WRITTEN REQUEST: Below is a block of data; give all of it again word for word.

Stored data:
**********

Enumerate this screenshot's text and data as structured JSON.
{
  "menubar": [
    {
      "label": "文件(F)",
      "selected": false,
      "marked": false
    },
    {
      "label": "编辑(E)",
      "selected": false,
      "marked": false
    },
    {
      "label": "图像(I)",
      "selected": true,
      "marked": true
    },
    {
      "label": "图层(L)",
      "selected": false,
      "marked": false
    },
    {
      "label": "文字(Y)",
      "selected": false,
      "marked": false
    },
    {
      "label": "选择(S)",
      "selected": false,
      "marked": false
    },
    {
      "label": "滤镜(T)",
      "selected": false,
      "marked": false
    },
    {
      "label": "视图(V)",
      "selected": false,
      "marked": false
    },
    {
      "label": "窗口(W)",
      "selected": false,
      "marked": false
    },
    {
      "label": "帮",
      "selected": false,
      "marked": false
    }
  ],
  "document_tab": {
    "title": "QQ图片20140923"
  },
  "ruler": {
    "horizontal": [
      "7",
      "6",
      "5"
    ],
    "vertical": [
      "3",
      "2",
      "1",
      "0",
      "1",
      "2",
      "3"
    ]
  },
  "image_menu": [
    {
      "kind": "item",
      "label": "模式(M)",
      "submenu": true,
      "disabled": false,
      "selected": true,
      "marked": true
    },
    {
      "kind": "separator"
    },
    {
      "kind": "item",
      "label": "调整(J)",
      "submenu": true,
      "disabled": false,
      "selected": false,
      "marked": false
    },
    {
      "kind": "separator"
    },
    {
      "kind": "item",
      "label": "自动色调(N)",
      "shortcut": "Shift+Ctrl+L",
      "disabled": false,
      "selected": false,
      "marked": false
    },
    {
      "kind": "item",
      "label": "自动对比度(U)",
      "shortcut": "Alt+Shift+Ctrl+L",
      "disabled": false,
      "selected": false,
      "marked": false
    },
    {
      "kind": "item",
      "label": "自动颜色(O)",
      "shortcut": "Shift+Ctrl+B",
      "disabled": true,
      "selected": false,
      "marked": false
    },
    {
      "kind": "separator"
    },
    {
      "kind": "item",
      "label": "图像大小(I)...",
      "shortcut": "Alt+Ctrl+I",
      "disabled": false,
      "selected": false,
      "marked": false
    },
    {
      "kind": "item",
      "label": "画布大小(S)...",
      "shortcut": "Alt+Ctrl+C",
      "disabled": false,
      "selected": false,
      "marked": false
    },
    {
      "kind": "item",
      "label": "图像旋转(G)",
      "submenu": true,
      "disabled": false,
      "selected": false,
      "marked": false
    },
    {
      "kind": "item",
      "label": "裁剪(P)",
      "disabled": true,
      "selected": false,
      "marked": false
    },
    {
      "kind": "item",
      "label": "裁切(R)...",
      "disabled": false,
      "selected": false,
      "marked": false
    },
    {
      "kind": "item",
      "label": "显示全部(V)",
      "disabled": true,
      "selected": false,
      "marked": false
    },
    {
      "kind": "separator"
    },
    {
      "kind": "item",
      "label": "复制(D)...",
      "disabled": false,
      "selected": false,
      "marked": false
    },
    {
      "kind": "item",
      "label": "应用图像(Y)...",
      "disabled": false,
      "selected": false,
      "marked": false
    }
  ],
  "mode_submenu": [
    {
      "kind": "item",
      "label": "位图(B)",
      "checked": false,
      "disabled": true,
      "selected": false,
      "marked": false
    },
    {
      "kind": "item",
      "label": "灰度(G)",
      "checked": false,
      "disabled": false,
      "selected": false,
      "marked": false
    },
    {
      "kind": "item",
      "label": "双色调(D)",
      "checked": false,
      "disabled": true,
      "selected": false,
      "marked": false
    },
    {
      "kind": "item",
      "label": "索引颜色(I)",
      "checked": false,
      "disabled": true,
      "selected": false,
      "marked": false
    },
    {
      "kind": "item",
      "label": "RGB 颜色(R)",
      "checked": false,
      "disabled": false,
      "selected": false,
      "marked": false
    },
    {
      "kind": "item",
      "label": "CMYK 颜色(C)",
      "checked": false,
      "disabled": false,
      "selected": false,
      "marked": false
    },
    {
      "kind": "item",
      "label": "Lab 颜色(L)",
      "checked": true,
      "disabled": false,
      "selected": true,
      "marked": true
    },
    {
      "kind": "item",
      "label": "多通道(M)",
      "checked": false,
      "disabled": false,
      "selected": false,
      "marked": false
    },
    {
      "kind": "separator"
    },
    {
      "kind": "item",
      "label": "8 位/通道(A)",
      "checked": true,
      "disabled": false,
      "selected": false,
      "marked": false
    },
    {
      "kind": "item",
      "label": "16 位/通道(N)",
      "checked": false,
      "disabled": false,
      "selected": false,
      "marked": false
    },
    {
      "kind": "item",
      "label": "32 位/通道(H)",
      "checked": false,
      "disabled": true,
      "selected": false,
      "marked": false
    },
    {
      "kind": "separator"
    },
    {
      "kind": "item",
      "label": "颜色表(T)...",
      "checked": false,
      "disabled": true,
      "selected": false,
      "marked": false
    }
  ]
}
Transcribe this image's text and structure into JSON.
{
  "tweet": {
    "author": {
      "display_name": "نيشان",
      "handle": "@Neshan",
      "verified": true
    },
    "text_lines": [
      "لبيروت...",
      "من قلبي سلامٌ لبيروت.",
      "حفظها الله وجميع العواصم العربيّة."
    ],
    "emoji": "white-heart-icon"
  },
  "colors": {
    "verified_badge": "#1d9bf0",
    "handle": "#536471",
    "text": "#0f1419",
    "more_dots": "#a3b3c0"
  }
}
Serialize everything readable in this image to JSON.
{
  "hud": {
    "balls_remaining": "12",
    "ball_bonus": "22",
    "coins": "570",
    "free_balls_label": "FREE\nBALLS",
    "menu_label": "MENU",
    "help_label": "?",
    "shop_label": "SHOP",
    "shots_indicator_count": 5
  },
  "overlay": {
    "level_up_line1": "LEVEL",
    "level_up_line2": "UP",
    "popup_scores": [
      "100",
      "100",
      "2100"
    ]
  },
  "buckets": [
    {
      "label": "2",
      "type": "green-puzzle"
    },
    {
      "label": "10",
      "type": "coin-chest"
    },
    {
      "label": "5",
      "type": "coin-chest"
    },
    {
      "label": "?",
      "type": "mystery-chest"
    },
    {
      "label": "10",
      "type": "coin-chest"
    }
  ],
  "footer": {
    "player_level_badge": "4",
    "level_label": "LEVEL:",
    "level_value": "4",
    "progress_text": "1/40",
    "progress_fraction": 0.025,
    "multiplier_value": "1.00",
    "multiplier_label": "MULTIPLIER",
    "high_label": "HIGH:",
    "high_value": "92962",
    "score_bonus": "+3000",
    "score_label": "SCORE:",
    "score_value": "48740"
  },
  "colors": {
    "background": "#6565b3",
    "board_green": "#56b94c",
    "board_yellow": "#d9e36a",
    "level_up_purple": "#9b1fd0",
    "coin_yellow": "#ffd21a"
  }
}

**********

ANSWER TO THE TASK:
Enumerate this screenshot's text and data as structured JSON.
{
  "menubar": [
    {
      "label": "文件(F)",
      "selected": false,
      "marked": false
    },
    {
      "label": "编辑(E)",
      "selected": false,
      "marked": false
    },
    {
      "label": "图像(I)",
      "selected": true,
      "marked": true
    },
    {
      "label": "图层(L)",
      "selected": false,
      "marked": false
    },
    {
      "label": "文字(Y)",
      "selected": false,
      "marked": false
    },
    {
      "label": "选择(S)",
      "selected": false,
      "marked": false
    },
    {
      "label": "滤镜(T)",
      "selected": false,
      "marked": false
    },
    {
      "label": "视图(V)",
      "selected": false,
      "marked": false
    },
    {
      "label": "窗口(W)",
      "selected": false,
      "marked": false
    },
    {
      "label": "帮",
      "selected": false,
      "marked": false
    }
  ],
  "document_tab": {
    "title": "QQ图片20140923"
  },
  "ruler": {
    "horizontal": [
      "7",
      "6",
      "5"
    ],
    "vertical": [
      "3",
      "2",
      "1",
      "0",
      "1",
      "2",
      "3"
    ]
  },
  "image_menu": [
    {
      "kind": "item",
      "label": "模式(M)",
      "submenu": true,
      "disabled": false,
      "selected": true,
      "marked": true
    },
    {
      "kind": "separator"
    },
    {
      "kind": "item",
      "label": "调整(J)",
      "submenu": true,
      "disabled": false,
      "selected": false,
      "marked": false
    },
    {
      "kind": "separator"
    },
    {
      "kind": "item",
      "label": "自动色调(N)",
      "shortcut": "Shift+Ctrl+L",
      "disabled": false,
      "selected": false,
      "marked": false
    },
    {
      "kind": "item",
      "label": "自动对比度(U)",
      "shortcut": "Alt+Shift+Ctrl+L",
      "disabled": false,
      "selected": false,
      "marked": false
    },
    {
      "kind": "item",
      "label": "自动颜色(O)",
      "shortcut": "Shift+Ctrl+B",
      "disabled": true,
      "selected": false,
      "marked": false
    },
    {
      "kind": "separator"
    },
    {
      "kind": "item",
      "label": "图像大小(I)...",
      "shortcut": "Alt+Ctrl+I",
      "disabled": false,
      "selected": false,
      "marked": false
    },
    {
      "kind": "item",
      "label": "画布大小(S)...",
      "shortcut": "Alt+Ctrl+C",
      "disabled": false,
      "selected": false,
      "marked": false
    },
    {
      "kind": "item",
      "label": "图像旋转(G)",
      "submenu": true,
      "disabled": false,
      "selected": false,
      "marked": false
    },
    {
      "kind": "item",
      "label": "裁剪(P)",
      "disabled": true,
      "selected": false,
      "marked": false
    },
    {
      "kind": "item",
      "label": "裁切(R)...",
      "disabled": false,
      "selected": false,
      "marked": false
    },
    {
      "kind": "item",
      "label": "显示全部(V)",
      "disabled": true,
      "selected": false,
      "marked": false
    },
    {
      "kind": "separator"
    },
    {
      "kind": "item",
      "label": "复制(D)...",
      "disabled": false,
      "selected": false,
      "marked": false
    },
    {
      "kind": "item",
      "label": "应用图像(Y)...",
      "disabled": false,
      "selected": false,
      "marked": false
    }
  ],
  "mode_submenu": [
    {
      "kind": "item",
      "label": "位图(B)",
      "checked": false,
      "disabled": true,
      "selected": false,
      "marked": false
    },
    {
      "kind": "item",
      "label": "灰度(G)",
      "checked": false,
      "disabled": false,
      "selected": false,
      "marked": false
    },
    {
      "kind": "item",
      "label": "双色调(D)",
      "checked": false,
      "disabled": true,
      "selected": false,
      "marked": false
    },
    {
      "kind": "item",
      "label": "索引颜色(I)",
      "checked": false,
      "disabled": true,
      "selected": false,
      "marked": false
    },
    {
      "kind": "item",
      "label": "RGB 颜色(R)",
      "checked": false,
      "disabled": false,
      "selected": false,
      "marked": false
    },
    {
      "kind": "item",
      "label": "CMYK 颜色(C)",
      "checked": false,
      "disabled": false,
      "selected": false,
      "marked": false
    },
    {
      "kind": "item",
      "label": "Lab 颜色(L)",
      "checked": true,
      "disabled": false,
      "selected": true,
      "marked": true
    },
    {
      "kind": "item",
      "label": "多通道(M)",
      "checked": false,
      "disabled": false,
      "selected": false,
      "marked": false
    },
    {
      "kind": "separator"
    },
    {
      "kind": "item",
      "label": "8 位/通道(A)",
      "checked": true,
      "disabled": false,
      "selected": false,
      "marked": false
    },
    {
      "kind": "item",
      "label": "16 位/通道(N)",
      "checked": false,
      "disabled": false,
      "selected": false,
      "marked": false
    },
    {
      "kind": "item",
      "label": "32 位/通道(H)",
      "checked": false,
      "disabled": true,
      "selected": false,
      "marked": false
    },
    {
      "kind": "separator"
    },
    {
      "kind": "item",
      "label": "颜色表(T)...",
      "checked": false,
      "disabled": true,
      "selected": false,
      "marked": false
    }
  ]
}
Transcribe this image's text and structure into JSON.
{
  "tweet": {
    "author": {
      "display_name": "نيشان",
      "handle": "@Neshan",
      "verified": true
    },
    "text_lines": [
      "لبيروت...",
      "من قلبي سلامٌ لبيروت.",
      "حفظها الله وجميع العواصم العربيّة."
    ],
    "emoji": "white-heart-icon"
  },
  "colors": {
    "verified_badge": "#1d9bf0",
    "handle": "#536471",
    "text": "#0f1419",
    "more_dots": "#a3b3c0"
  }
}
Serialize everything readable in this image to JSON.
{
  "hud": {
    "balls_remaining": "12",
    "ball_bonus": "22",
    "coins": "570",
    "free_balls_label": "FREE\nBALLS",
    "menu_label": "MENU",
    "help_label": "?",
    "shop_label": "SHOP",
    "shots_indicator_count": 5
  },
  "overlay": {
    "level_up_line1": "LEVEL",
    "level_up_line2": "UP",
    "popup_scores": [
      "100",
      "100",
      "2100"
    ]
  },
  "buckets": [
    {
      "label": "2",
      "type": "green-puzzle"
    },
    {
      "label": "10",
      "type": "coin-chest"
    },
    {
      "label": "5",
      "type": "coin-chest"
    },
    {
      "label": "?",
      "type": "mystery-chest"
    },
    {
      "label": "10",
      "type": "coin-chest"
    }
  ],
  "footer": {
    "player_level_badge": "4",
    "level_label": "LEVEL:",
    "level_value": "4",
    "progress_text": "1/40",
    "progress_fraction": 0.025,
    "multiplier_value": "1.00",
    "multiplier_label": "MULTIPLIER",
    "high_label": "HIGH:",
    "high_value": "92962",
    "score_bonus": "+3000",
    "score_label": "SCORE:",
    "score_value": "48740"
  },
  "colors": {
    "background": "#6565b3",
    "board_green": "#56b94c",
    "board_yellow": "#d9e36a",
    "level_up_purple": "#9b1fd0",
    "coin_yellow": "#ffd21a"
  }
}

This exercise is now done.